What you should do:
Please reproduce every record, keeping each one exactly as written.

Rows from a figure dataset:

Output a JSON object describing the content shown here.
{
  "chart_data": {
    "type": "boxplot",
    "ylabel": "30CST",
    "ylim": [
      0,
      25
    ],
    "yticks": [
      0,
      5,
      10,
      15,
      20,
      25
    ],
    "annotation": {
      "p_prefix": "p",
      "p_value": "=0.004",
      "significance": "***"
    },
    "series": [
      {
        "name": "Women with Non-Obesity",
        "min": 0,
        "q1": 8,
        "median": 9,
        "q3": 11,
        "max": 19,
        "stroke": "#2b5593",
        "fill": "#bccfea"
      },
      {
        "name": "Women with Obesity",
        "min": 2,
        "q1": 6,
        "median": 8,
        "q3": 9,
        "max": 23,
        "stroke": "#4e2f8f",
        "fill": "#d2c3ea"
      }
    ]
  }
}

Solution to the problem:
Output a JSON object describing the content shown here.
{
  "chart_data": {
    "type": "boxplot",
    "ylabel": "30CST",
    "ylim": [
      0,
      25
    ],
    "yticks": [
      0,
      5,
      10,
      15,
      20,
      25
    ],
    "annotation": {
      "p_prefix": "p",
      "p_value": "=0.004",
      "significance": "***"
    },
    "series": [
      {
        "name": "Women with Non-Obesity",
        "min": 0,
        "q1": 8,
        "median": 9,
        "q3": 11,
        "max": 19,
        "stroke": "#2b5593",
        "fill": "#bccfea"
      },
      {
        "name": "Women with Obesity",
        "min": 2,
        "q1": 6,
        "median": 8,
        "q3": 9,
        "max": 23,
        "stroke": "#4e2f8f",
        "fill": "#d2c3ea"
      }
    ]
  }
}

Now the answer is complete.